--- Data listing ---
--- Start ---
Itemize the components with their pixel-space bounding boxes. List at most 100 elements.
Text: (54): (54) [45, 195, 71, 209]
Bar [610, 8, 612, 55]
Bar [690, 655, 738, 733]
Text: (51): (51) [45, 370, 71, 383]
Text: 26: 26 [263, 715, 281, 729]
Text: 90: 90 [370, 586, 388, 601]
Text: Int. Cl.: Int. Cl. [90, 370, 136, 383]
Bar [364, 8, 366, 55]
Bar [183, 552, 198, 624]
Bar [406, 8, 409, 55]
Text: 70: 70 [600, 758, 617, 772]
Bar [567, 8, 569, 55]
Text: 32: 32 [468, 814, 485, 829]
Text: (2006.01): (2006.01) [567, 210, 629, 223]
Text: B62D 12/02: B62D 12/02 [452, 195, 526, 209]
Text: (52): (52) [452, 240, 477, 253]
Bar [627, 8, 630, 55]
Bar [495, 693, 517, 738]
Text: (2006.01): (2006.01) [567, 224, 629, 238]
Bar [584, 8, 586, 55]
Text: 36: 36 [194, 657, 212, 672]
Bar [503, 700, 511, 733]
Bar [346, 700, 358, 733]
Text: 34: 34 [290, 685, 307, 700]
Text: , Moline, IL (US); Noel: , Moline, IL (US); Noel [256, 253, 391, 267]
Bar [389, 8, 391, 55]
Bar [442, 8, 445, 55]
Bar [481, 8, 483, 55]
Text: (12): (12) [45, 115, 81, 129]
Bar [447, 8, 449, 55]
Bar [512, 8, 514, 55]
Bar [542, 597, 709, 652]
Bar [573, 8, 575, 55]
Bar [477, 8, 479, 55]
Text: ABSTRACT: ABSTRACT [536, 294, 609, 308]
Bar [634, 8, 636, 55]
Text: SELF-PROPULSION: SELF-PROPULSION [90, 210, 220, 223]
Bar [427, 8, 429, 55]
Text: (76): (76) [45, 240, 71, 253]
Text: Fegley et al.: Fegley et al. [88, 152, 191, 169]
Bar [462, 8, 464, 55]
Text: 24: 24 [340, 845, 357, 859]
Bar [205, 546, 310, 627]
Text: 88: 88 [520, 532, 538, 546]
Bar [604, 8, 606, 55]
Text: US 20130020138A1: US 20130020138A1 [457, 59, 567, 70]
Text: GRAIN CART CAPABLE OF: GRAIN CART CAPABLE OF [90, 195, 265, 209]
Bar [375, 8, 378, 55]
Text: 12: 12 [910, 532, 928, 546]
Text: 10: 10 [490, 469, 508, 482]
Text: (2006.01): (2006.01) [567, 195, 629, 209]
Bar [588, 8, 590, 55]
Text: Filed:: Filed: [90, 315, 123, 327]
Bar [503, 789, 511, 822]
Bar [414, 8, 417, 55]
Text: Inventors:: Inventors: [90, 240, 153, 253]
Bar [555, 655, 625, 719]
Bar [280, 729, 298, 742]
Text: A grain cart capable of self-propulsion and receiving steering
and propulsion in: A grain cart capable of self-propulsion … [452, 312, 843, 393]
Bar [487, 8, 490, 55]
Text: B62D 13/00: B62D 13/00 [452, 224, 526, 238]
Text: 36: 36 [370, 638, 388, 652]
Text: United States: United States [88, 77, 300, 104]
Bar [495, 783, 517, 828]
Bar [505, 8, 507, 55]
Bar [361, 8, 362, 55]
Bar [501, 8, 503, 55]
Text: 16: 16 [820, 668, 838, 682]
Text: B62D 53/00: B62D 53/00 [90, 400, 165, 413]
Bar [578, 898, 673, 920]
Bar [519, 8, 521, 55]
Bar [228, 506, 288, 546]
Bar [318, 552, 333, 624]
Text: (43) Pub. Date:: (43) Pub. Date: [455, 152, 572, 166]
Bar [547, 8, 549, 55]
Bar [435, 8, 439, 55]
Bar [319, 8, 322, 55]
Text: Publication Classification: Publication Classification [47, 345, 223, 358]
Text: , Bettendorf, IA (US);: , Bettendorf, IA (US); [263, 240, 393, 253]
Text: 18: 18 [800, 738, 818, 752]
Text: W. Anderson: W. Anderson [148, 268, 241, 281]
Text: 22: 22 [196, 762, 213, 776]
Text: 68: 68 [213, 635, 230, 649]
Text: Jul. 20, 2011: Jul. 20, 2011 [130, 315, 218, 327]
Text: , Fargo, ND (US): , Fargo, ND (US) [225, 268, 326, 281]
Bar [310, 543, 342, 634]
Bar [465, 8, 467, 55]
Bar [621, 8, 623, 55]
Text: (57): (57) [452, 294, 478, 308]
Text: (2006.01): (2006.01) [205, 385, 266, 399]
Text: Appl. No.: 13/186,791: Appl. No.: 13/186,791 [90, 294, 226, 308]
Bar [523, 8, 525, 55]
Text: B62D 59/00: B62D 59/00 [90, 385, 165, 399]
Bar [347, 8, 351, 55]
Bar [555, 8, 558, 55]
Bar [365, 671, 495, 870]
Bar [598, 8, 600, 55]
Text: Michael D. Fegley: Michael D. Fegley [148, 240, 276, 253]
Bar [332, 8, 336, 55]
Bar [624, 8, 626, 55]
--- End ---
--- Given problem ---
Swap every "Bar" in the entries above for "Rectangle", and write the entries out again with nothing else changed.

--- Task result ---
Itemize the components with their pixel-space bounding boxes. List at most 100 elements.
Text: (54): (54) [45, 195, 71, 209]
Rectangle [610, 8, 612, 55]
Rectangle [690, 655, 738, 733]
Text: (51): (51) [45, 370, 71, 383]
Text: 26: 26 [263, 715, 281, 729]
Text: 90: 90 [370, 586, 388, 601]
Text: Int. Cl.: Int. Cl. [90, 370, 136, 383]
Rectangle [364, 8, 366, 55]
Rectangle [183, 552, 198, 624]
Rectangle [406, 8, 409, 55]
Text: 70: 70 [600, 758, 617, 772]
Rectangle [567, 8, 569, 55]
Text: 32: 32 [468, 814, 485, 829]
Text: (2006.01): (2006.01) [567, 210, 629, 223]
Text: B62D 12/02: B62D 12/02 [452, 195, 526, 209]
Text: (52): (52) [452, 240, 477, 253]
Rectangle [627, 8, 630, 55]
Rectangle [495, 693, 517, 738]
Text: (2006.01): (2006.01) [567, 224, 629, 238]
Rectangle [584, 8, 586, 55]
Text: 36: 36 [194, 657, 212, 672]
Rectangle [503, 700, 511, 733]
Rectangle [346, 700, 358, 733]
Text: 34: 34 [290, 685, 307, 700]
Text: , Moline, IL (US); Noel: , Moline, IL (US); Noel [256, 253, 391, 267]
Rectangle [389, 8, 391, 55]
Rectangle [442, 8, 445, 55]
Rectangle [481, 8, 483, 55]
Text: (12): (12) [45, 115, 81, 129]
Rectangle [447, 8, 449, 55]
Rectangle [512, 8, 514, 55]
Rectangle [542, 597, 709, 652]
Rectangle [573, 8, 575, 55]
Rectangle [477, 8, 479, 55]
Text: ABSTRACT: ABSTRACT [536, 294, 609, 308]
Rectangle [634, 8, 636, 55]
Text: SELF-PROPULSION: SELF-PROPULSION [90, 210, 220, 223]
Rectangle [427, 8, 429, 55]
Text: (76): (76) [45, 240, 71, 253]
Text: Fegley et al.: Fegley et al. [88, 152, 191, 169]
Rectangle [462, 8, 464, 55]
Text: 24: 24 [340, 845, 357, 859]
Rectangle [205, 546, 310, 627]
Text: 88: 88 [520, 532, 538, 546]
Rectangle [604, 8, 606, 55]
Text: US 20130020138A1: US 20130020138A1 [457, 59, 567, 70]
Text: GRAIN CART CAPABLE OF: GRAIN CART CAPABLE OF [90, 195, 265, 209]
Rectangle [375, 8, 378, 55]
Text: 12: 12 [910, 532, 928, 546]
Text: 10: 10 [490, 469, 508, 482]
Text: (2006.01): (2006.01) [567, 195, 629, 209]
Rectangle [588, 8, 590, 55]
Text: Filed:: Filed: [90, 315, 123, 327]
Rectangle [503, 789, 511, 822]
Rectangle [414, 8, 417, 55]
Text: Inventors:: Inventors: [90, 240, 153, 253]
Rectangle [555, 655, 625, 719]
Rectangle [280, 729, 298, 742]
Text: A grain cart capable of self-propulsion and receiving steering
and propulsion in: A grain cart capable of self-propulsion … [452, 312, 843, 393]
Rectangle [487, 8, 490, 55]
Text: B62D 13/00: B62D 13/00 [452, 224, 526, 238]
Text: 36: 36 [370, 638, 388, 652]
Text: United States: United States [88, 77, 300, 104]
Rectangle [495, 783, 517, 828]
Rectangle [505, 8, 507, 55]
Rectangle [361, 8, 362, 55]
Rectangle [501, 8, 503, 55]
Text: 16: 16 [820, 668, 838, 682]
Text: B62D 53/00: B62D 53/00 [90, 400, 165, 413]
Rectangle [578, 898, 673, 920]
Rectangle [519, 8, 521, 55]
Rectangle [228, 506, 288, 546]
Rectangle [318, 552, 333, 624]
Text: (43) Pub. Date:: (43) Pub. Date: [455, 152, 572, 166]
Rectangle [547, 8, 549, 55]
Rectangle [435, 8, 439, 55]
Rectangle [319, 8, 322, 55]
Text: Publication Classification: Publication Classification [47, 345, 223, 358]
Text: , Bettendorf, IA (US);: , Bettendorf, IA (US); [263, 240, 393, 253]
Text: 18: 18 [800, 738, 818, 752]
Text: W. Anderson: W. Anderson [148, 268, 241, 281]
Text: 22: 22 [196, 762, 213, 776]
Text: 68: 68 [213, 635, 230, 649]
Text: Jul. 20, 2011: Jul. 20, 2011 [130, 315, 218, 327]
Text: , Fargo, ND (US): , Fargo, ND (US) [225, 268, 326, 281]
Rectangle [310, 543, 342, 634]
Rectangle [465, 8, 467, 55]
Rectangle [621, 8, 623, 55]
Text: (57): (57) [452, 294, 478, 308]
Text: (2006.01): (2006.01) [205, 385, 266, 399]
Text: Appl. No.: 13/186,791: Appl. No.: 13/186,791 [90, 294, 226, 308]
Rectangle [523, 8, 525, 55]
Text: B62D 59/00: B62D 59/00 [90, 385, 165, 399]
Rectangle [347, 8, 351, 55]
Rectangle [555, 8, 558, 55]
Rectangle [365, 671, 495, 870]
Rectangle [598, 8, 600, 55]
Text: Michael D. Fegley: Michael D. Fegley [148, 240, 276, 253]
Rectangle [332, 8, 336, 55]
Rectangle [624, 8, 626, 55]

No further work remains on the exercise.